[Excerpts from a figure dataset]
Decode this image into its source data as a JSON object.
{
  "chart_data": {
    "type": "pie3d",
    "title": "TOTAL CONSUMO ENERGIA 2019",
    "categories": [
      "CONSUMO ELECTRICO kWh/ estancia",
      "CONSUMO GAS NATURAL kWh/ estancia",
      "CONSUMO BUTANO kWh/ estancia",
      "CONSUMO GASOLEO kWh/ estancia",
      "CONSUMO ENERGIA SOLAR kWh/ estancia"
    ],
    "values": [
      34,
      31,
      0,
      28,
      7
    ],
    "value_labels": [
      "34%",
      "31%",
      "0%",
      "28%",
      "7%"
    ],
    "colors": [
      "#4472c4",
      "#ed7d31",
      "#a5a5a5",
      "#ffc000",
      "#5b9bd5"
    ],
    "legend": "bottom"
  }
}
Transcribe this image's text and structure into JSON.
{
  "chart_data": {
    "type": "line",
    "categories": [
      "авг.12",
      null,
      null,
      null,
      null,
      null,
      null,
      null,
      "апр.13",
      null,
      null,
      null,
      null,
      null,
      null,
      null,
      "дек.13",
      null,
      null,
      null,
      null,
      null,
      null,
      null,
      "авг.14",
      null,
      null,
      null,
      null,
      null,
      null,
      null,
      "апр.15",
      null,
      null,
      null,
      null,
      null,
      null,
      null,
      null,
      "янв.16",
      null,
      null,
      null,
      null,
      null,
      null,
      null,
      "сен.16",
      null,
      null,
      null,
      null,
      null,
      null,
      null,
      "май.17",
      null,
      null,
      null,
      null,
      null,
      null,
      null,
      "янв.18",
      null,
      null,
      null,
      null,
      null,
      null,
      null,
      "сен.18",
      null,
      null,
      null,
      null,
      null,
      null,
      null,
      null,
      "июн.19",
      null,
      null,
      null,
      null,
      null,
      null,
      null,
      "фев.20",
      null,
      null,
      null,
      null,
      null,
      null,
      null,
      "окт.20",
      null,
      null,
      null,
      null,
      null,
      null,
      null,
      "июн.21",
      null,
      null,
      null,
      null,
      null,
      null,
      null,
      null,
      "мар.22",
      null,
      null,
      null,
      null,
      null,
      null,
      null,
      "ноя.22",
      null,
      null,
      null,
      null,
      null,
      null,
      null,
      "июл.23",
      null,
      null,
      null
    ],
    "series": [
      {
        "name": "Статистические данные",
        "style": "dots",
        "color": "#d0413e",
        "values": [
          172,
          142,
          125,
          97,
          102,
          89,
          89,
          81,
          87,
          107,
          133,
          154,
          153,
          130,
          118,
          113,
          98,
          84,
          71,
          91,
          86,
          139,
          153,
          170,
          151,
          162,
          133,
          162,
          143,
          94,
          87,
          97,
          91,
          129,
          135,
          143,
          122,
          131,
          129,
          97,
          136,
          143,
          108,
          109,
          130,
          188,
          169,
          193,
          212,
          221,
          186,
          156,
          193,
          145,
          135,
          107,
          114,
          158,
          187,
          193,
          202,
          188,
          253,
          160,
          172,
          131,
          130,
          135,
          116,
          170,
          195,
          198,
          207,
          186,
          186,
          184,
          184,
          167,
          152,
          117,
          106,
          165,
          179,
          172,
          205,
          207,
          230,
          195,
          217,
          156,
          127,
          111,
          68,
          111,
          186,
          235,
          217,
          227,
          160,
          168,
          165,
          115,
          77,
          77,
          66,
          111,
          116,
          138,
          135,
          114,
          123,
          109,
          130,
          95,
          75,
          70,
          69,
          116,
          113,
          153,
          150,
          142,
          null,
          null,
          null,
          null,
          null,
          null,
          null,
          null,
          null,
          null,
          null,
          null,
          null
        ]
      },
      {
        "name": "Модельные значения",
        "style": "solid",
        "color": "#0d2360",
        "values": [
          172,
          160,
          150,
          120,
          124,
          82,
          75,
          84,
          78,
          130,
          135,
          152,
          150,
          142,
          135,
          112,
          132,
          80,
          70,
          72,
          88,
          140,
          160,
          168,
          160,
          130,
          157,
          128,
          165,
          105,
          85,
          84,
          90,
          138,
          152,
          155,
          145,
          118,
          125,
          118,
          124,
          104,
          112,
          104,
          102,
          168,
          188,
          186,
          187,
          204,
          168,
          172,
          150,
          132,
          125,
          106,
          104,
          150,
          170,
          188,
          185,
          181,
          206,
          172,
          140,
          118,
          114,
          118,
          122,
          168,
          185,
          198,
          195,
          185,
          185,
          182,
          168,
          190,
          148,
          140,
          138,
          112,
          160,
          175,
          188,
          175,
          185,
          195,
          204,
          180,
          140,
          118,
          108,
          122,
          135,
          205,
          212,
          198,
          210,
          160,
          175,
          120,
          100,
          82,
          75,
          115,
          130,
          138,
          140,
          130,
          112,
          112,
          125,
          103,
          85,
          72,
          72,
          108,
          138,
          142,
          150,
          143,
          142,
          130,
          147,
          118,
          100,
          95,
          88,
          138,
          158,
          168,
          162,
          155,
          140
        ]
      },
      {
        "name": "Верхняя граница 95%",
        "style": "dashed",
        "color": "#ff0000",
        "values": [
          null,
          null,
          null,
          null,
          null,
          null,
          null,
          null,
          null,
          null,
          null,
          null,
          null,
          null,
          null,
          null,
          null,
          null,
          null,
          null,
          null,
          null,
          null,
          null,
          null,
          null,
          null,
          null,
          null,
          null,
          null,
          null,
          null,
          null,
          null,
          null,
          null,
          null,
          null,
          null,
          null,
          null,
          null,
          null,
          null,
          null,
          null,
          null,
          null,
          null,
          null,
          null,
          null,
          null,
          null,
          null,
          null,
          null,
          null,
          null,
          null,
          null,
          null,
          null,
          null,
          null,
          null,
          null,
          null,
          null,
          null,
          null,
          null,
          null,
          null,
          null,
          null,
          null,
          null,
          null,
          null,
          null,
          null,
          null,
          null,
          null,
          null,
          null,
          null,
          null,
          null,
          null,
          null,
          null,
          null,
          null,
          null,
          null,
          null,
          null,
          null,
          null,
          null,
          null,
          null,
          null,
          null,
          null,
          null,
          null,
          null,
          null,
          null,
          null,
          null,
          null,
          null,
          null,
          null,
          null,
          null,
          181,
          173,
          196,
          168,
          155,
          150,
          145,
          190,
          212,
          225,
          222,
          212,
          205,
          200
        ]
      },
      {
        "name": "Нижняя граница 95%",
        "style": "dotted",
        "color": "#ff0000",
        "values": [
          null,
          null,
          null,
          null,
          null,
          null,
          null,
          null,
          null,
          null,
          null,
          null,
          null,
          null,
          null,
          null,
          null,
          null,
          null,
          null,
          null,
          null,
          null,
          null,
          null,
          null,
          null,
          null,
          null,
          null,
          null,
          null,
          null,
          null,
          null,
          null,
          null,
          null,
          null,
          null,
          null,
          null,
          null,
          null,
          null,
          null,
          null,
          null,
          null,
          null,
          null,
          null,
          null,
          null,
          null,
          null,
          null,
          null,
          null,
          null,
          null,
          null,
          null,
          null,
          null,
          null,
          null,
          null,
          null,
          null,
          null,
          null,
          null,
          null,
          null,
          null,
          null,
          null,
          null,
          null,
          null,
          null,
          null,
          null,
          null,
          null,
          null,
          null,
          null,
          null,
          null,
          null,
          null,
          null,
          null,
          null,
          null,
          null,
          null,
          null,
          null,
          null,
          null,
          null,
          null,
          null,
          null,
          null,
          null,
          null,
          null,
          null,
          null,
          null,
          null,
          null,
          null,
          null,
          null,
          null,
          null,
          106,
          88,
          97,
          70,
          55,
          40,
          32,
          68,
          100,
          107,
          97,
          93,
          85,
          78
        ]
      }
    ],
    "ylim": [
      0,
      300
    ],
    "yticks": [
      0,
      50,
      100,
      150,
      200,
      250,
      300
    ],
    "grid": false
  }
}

▶ **REQUIREMENT**:
Write down every line of the data exactly as it appears above.

▶ **SOLUTION TO THIS PROBLEM**:
Decode this image into its source data as a JSON object.
{
  "chart_data": {
    "type": "pie3d",
    "title": "TOTAL CONSUMO ENERGIA 2019",
    "categories": [
      "CONSUMO ELECTRICO kWh/ estancia",
      "CONSUMO GAS NATURAL kWh/ estancia",
      "CONSUMO BUTANO kWh/ estancia",
      "CONSUMO GASOLEO kWh/ estancia",
      "CONSUMO ENERGIA SOLAR kWh/ estancia"
    ],
    "values": [
      34,
      31,
      0,
      28,
      7
    ],
    "value_labels": [
      "34%",
      "31%",
      "0%",
      "28%",
      "7%"
    ],
    "colors": [
      "#4472c4",
      "#ed7d31",
      "#a5a5a5",
      "#ffc000",
      "#5b9bd5"
    ],
    "legend": "bottom"
  }
}
Transcribe this image's text and structure into JSON.
{
  "chart_data": {
    "type": "line",
    "categories": [
      "авг.12",
      null,
      null,
      null,
      null,
      null,
      null,
      null,
      "апр.13",
      null,
      null,
      null,
      null,
      null,
      null,
      null,
      "дек.13",
      null,
      null,
      null,
      null,
      null,
      null,
      null,
      "авг.14",
      null,
      null,
      null,
      null,
      null,
      null,
      null,
      "апр.15",
      null,
      null,
      null,
      null,
      null,
      null,
      null,
      null,
      "янв.16",
      null,
      null,
      null,
      null,
      null,
      null,
      null,
      "сен.16",
      null,
      null,
      null,
      null,
      null,
      null,
      null,
      "май.17",
      null,
      null,
      null,
      null,
      null,
      null,
      null,
      "янв.18",
      null,
      null,
      null,
      null,
      null,
      null,
      null,
      "сен.18",
      null,
      null,
      null,
      null,
      null,
      null,
      null,
      null,
      "июн.19",
      null,
      null,
      null,
      null,
      null,
      null,
      null,
      "фев.20",
      null,
      null,
      null,
      null,
      null,
      null,
      null,
      "окт.20",
      null,
      null,
      null,
      null,
      null,
      null,
      null,
      "июн.21",
      null,
      null,
      null,
      null,
      null,
      null,
      null,
      null,
      "мар.22",
      null,
      null,
      null,
      null,
      null,
      null,
      null,
      "ноя.22",
      null,
      null,
      null,
      null,
      null,
      null,
      null,
      "июл.23",
      null,
      null,
      null
    ],
    "series": [
      {
        "name": "Статистические данные",
        "style": "dots",
        "color": "#d0413e",
        "values": [
          172,
          142,
          125,
          97,
          102,
          89,
          89,
          81,
          87,
          107,
          133,
          154,
          153,
          130,
          118,
          113,
          98,
          84,
          71,
          91,
          86,
          139,
          153,
          170,
          151,
          162,
          133,
          162,
          143,
          94,
          87,
          97,
          91,
          129,
          135,
          143,
          122,
          131,
          129,
          97,
          136,
          143,
          108,
          109,
          130,
          188,
          169,
          193,
          212,
          221,
          186,
          156,
          193,
          145,
          135,
          107,
          114,
          158,
          187,
          193,
          202,
          188,
          253,
          160,
          172,
          131,
          130,
          135,
          116,
          170,
          195,
          198,
          207,
          186,
          186,
          184,
          184,
          167,
          152,
          117,
          106,
          165,
          179,
          172,
          205,
          207,
          230,
          195,
          217,
          156,
          127,
          111,
          68,
          111,
          186,
          235,
          217,
          227,
          160,
          168,
          165,
          115,
          77,
          77,
          66,
          111,
          116,
          138,
          135,
          114,
          123,
          109,
          130,
          95,
          75,
          70,
          69,
          116,
          113,
          153,
          150,
          142,
          null,
          null,
          null,
          null,
          null,
          null,
          null,
          null,
          null,
          null,
          null,
          null,
          null
        ]
      },
      {
        "name": "Модельные значения",
        "style": "solid",
        "color": "#0d2360",
        "values": [
          172,
          160,
          150,
          120,
          124,
          82,
          75,
          84,
          78,
          130,
          135,
          152,
          150,
          142,
          135,
          112,
          132,
          80,
          70,
          72,
          88,
          140,
          160,
          168,
          160,
          130,
          157,
          128,
          165,
          105,
          85,
          84,
          90,
          138,
          152,
          155,
          145,
          118,
          125,
          118,
          124,
          104,
          112,
          104,
          102,
          168,
          188,
          186,
          187,
          204,
          168,
          172,
          150,
          132,
          125,
          106,
          104,
          150,
          170,
          188,
          185,
          181,
          206,
          172,
          140,
          118,
          114,
          118,
          122,
          168,
          185,
          198,
          195,
          185,
          185,
          182,
          168,
          190,
          148,
          140,
          138,
          112,
          160,
          175,
          188,
          175,
          185,
          195,
          204,
          180,
          140,
          118,
          108,
          122,
          135,
          205,
          212,
          198,
          210,
          160,
          175,
          120,
          100,
          82,
          75,
          115,
          130,
          138,
          140,
          130,
          112,
          112,
          125,
          103,
          85,
          72,
          72,
          108,
          138,
          142,
          150,
          143,
          142,
          130,
          147,
          118,
          100,
          95,
          88,
          138,
          158,
          168,
          162,
          155,
          140
        ]
      },
      {
        "name": "Верхняя граница 95%",
        "style": "dashed",
        "color": "#ff0000",
        "values": [
          null,
          null,
          null,
          null,
          null,
          null,
          null,
          null,
          null,
          null,
          null,
          null,
          null,
          null,
          null,
          null,
          null,
          null,
          null,
          null,
          null,
          null,
          null,
          null,
          null,
          null,
          null,
          null,
          null,
          null,
          null,
          null,
          null,
          null,
          null,
          null,
          null,
          null,
          null,
          null,
          null,
          null,
          null,
          null,
          null,
          null,
          null,
          null,
          null,
          null,
          null,
          null,
          null,
          null,
          null,
          null,
          null,
          null,
          null,
          null,
          null,
          null,
          null,
          null,
          null,
          null,
          null,
          null,
          null,
          null,
          null,
          null,
          null,
          null,
          null,
          null,
          null,
          null,
          null,
          null,
          null,
          null,
          null,
          null,
          null,
          null,
          null,
          null,
          null,
          null,
          null,
          null,
          null,
          null,
          null,
          null,
          null,
          null,
          null,
          null,
          null,
          null,
          null,
          null,
          null,
          null,
          null,
          null,
          null,
          null,
          null,
          null,
          null,
          null,
          null,
          null,
          null,
          null,
          null,
          null,
          null,
          181,
          173,
          196,
          168,
          155,
          150,
          145,
          190,
          212,
          225,
          222,
          212,
          205,
          200
        ]
      },
      {
        "name": "Нижняя граница 95%",
        "style": "dotted",
        "color": "#ff0000",
        "values": [
          null,
          null,
          null,
          null,
          null,
          null,
          null,
          null,
          null,
          null,
          null,
          null,
          null,
          null,
          null,
          null,
          null,
          null,
          null,
          null,
          null,
          null,
          null,
          null,
          null,
          null,
          null,
          null,
          null,
          null,
          null,
          null,
          null,
          null,
          null,
          null,
          null,
          null,
          null,
          null,
          null,
          null,
          null,
          null,
          null,
          null,
          null,
          null,
          null,
          null,
          null,
          null,
          null,
          null,
          null,
          null,
          null,
          null,
          null,
          null,
          null,
          null,
          null,
          null,
          null,
          null,
          null,
          null,
          null,
          null,
          null,
          null,
          null,
          null,
          null,
          null,
          null,
          null,
          null,
          null,
          null,
          null,
          null,
          null,
          null,
          null,
          null,
          null,
          null,
          null,
          null,
          null,
          null,
          null,
          null,
          null,
          null,
          null,
          null,
          null,
          null,
          null,
          null,
          null,
          null,
          null,
          null,
          null,
          null,
          null,
          null,
          null,
          null,
          null,
          null,
          null,
          null,
          null,
          null,
          null,
          null,
          106,
          88,
          97,
          70,
          55,
          40,
          32,
          68,
          100,
          107,
          97,
          93,
          85,
          78
        ]
      }
    ],
    "ylim": [
      0,
      300
    ],
    "yticks": [
      0,
      50,
      100,
      150,
      200,
      250,
      300
    ],
    "grid": false
  }
}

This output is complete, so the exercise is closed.